═════ Data to process

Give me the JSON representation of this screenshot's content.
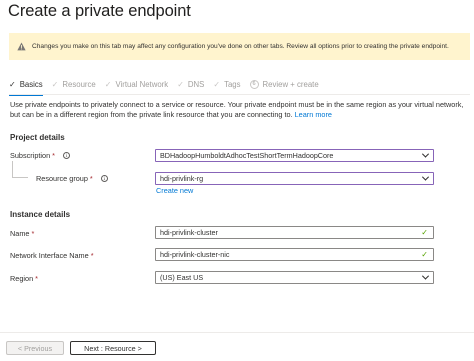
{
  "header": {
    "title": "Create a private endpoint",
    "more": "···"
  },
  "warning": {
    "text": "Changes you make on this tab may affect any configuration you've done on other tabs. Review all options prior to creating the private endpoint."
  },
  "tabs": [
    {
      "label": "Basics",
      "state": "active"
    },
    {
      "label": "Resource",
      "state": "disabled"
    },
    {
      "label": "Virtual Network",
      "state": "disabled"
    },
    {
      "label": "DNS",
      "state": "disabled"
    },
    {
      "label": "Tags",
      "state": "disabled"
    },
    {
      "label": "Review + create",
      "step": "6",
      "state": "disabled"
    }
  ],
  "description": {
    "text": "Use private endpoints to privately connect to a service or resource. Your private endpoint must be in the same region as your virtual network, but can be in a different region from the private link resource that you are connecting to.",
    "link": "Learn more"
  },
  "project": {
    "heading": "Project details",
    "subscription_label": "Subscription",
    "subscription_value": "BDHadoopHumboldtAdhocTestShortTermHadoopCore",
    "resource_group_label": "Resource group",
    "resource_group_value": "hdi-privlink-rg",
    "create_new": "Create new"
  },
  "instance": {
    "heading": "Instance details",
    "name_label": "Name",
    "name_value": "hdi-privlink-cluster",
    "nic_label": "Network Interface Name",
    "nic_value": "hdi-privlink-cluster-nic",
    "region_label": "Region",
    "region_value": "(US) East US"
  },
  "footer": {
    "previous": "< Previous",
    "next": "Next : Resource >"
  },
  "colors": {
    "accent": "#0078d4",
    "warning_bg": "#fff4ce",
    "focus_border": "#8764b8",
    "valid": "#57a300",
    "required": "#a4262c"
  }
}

══════════

* Your goal
Among the entries above, how many lines include the word "endpoint"? Reply with the number only.

* Solved problem
3